> TASK GOAL
Repeat all entries exactly.

> GIVEN ENTRIES
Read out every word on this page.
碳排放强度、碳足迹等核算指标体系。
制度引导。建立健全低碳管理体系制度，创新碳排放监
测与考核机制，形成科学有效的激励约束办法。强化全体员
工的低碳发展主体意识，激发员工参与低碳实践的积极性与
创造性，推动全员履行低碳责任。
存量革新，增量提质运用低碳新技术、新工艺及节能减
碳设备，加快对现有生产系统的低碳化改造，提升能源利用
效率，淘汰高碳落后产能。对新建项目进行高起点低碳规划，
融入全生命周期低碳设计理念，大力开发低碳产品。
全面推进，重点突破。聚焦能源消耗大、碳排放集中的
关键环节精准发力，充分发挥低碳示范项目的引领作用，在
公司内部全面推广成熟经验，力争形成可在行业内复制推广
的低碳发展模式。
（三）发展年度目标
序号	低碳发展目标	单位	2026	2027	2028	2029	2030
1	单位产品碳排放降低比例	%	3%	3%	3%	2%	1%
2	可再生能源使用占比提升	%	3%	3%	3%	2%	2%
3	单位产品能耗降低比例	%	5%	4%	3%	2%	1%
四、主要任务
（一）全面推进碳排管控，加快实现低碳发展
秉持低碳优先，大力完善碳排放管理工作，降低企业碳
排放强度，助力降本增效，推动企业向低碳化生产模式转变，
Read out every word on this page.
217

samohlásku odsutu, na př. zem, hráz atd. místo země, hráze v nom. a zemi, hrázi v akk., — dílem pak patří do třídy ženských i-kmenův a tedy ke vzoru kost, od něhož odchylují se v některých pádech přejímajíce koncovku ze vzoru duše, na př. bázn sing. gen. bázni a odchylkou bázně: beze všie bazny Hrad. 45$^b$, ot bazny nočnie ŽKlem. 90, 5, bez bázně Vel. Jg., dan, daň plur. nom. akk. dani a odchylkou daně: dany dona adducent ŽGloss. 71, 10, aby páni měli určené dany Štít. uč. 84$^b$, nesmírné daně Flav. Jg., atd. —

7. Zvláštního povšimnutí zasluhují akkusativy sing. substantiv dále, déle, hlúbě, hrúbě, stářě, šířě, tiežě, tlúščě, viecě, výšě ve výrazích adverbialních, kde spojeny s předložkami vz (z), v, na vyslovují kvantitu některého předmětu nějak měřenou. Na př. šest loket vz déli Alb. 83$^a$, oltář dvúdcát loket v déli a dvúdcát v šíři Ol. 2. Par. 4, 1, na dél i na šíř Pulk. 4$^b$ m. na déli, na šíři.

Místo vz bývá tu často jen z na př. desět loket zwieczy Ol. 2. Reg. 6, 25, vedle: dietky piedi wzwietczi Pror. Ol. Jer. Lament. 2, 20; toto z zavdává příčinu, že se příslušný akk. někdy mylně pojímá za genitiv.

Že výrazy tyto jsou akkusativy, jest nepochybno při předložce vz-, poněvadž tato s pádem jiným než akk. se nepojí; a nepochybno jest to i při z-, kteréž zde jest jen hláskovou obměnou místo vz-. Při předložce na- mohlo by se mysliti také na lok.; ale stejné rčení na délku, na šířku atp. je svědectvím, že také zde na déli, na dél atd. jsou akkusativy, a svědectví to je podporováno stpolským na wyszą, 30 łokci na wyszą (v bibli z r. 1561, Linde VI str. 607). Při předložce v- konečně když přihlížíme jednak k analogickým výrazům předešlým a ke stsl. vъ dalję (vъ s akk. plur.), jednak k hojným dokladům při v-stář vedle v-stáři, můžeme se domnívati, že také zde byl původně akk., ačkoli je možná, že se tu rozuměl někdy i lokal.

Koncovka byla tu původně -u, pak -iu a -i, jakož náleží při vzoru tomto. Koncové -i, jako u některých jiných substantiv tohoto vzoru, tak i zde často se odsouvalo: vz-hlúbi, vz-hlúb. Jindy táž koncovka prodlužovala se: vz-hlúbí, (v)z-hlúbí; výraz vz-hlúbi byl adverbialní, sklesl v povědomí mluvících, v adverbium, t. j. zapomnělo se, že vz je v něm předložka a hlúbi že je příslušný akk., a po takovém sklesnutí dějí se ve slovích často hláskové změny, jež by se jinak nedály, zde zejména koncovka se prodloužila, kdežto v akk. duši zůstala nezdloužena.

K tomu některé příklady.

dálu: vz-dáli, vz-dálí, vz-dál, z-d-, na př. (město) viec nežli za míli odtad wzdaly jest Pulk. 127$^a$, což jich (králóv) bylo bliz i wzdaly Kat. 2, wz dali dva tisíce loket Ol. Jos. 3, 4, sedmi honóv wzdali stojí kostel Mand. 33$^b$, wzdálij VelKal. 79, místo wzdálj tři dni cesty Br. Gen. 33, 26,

> RESPONSE TO THE TASK
Read out every word on this page.
碳排放强度、碳足迹等核算指标体系。
制度引导。建立健全低碳管理体系制度，创新碳排放监
测与考核机制，形成科学有效的激励约束办法。强化全体员
工的低碳发展主体意识，激发员工参与低碳实践的积极性与
创造性，推动全员履行低碳责任。
存量革新，增量提质运用低碳新技术、新工艺及节能减
碳设备，加快对现有生产系统的低碳化改造，提升能源利用
效率，淘汰高碳落后产能。对新建项目进行高起点低碳规划，
融入全生命周期低碳设计理念，大力开发低碳产品。
全面推进，重点突破。聚焦能源消耗大、碳排放集中的
关键环节精准发力，充分发挥低碳示范项目的引领作用，在
公司内部全面推广成熟经验，力争形成可在行业内复制推广
的低碳发展模式。
（三）发展年度目标
序号	低碳发展目标	单位	2026	2027	2028	2029	2030
1	单位产品碳排放降低比例	%	3%	3%	3%	2%	1%
2	可再生能源使用占比提升	%	3%	3%	3%	2%	2%
3	单位产品能耗降低比例	%	5%	4%	3%	2%	1%
四、主要任务
（一）全面推进碳排管控，加快实现低碳发展
秉持低碳优先，大力完善碳排放管理工作，降低企业碳
排放强度，助力降本增效，推动企业向低碳化生产模式转变，
Read out every word on this page.
217

samohlásku odsutu, na př. zem, hráz atd. místo země, hráze v nom. a zemi, hrázi v akk., — dílem pak patří do třídy ženských i-kmenův a tedy ke vzoru kost, od něhož odchylují se v některých pádech přejímajíce koncovku ze vzoru duše, na př. bázn sing. gen. bázni a odchylkou bázně: beze všie bazny Hrad. 45$^b$, ot bazny nočnie ŽKlem. 90, 5, bez bázně Vel. Jg., dan, daň plur. nom. akk. dani a odchylkou daně: dany dona adducent ŽGloss. 71, 10, aby páni měli určené dany Štít. uč. 84$^b$, nesmírné daně Flav. Jg., atd. —

7. Zvláštního povšimnutí zasluhují akkusativy sing. substantiv dále, déle, hlúbě, hrúbě, stářě, šířě, tiežě, tlúščě, viecě, výšě ve výrazích adverbialních, kde spojeny s předložkami vz (z), v, na vyslovují kvantitu některého předmětu nějak měřenou. Na př. šest loket vz déli Alb. 83$^a$, oltář dvúdcát loket v déli a dvúdcát v šíři Ol. 2. Par. 4, 1, na dél i na šíř Pulk. 4$^b$ m. na déli, na šíři.

Místo vz bývá tu často jen z na př. desět loket zwieczy Ol. 2. Reg. 6, 25, vedle: dietky piedi wzwietczi Pror. Ol. Jer. Lament. 2, 20; toto z zavdává příčinu, že se příslušný akk. někdy mylně pojímá za genitiv.

Že výrazy tyto jsou akkusativy, jest nepochybno při předložce vz-, poněvadž tato s pádem jiným než akk. se nepojí; a nepochybno jest to i při z-, kteréž zde jest jen hláskovou obměnou místo vz-. Při předložce na- mohlo by se mysliti také na lok.; ale stejné rčení na délku, na šířku atp. je svědectvím, že také zde na déli, na dél atd. jsou akkusativy, a svědectví to je podporováno stpolským na wyszą, 30 łokci na wyszą (v bibli z r. 1561, Linde VI str. 607). Při předložce v- konečně když přihlížíme jednak k analogickým výrazům předešlým a ke stsl. vъ dalję (vъ s akk. plur.), jednak k hojným dokladům při v-stář vedle v-stáři, můžeme se domnívati, že také zde byl původně akk., ačkoli je možná, že se tu rozuměl někdy i lokal.

Koncovka byla tu původně -u, pak -iu a -i, jakož náleží při vzoru tomto. Koncové -i, jako u některých jiných substantiv tohoto vzoru, tak i zde často se odsouvalo: vz-hlúbi, vz-hlúb. Jindy táž koncovka prodlužovala se: vz-hlúbí, (v)z-hlúbí; výraz vz-hlúbi byl adverbialní, sklesl v povědomí mluvících, v adverbium, t. j. zapomnělo se, že vz je v něm předložka a hlúbi že je příslušný akk., a po takovém sklesnutí dějí se ve slovích často hláskové změny, jež by se jinak nedály, zde zejména koncovka se prodloužila, kdežto v akk. duši zůstala nezdloužena.

K tomu některé příklady.

dálu: vz-dáli, vz-dálí, vz-dál, z-d-, na př. (město) viec nežli za míli odtad wzdaly jest Pulk. 127$^a$, což jich (králóv) bylo bliz i wzdaly Kat. 2, wz dali dva tisíce loket Ol. Jos. 3, 4, sedmi honóv wzdali stojí kostel Mand. 33$^b$, wzdálij VelKal. 79, místo wzdálj tři dni cesty Br. Gen. 33, 26,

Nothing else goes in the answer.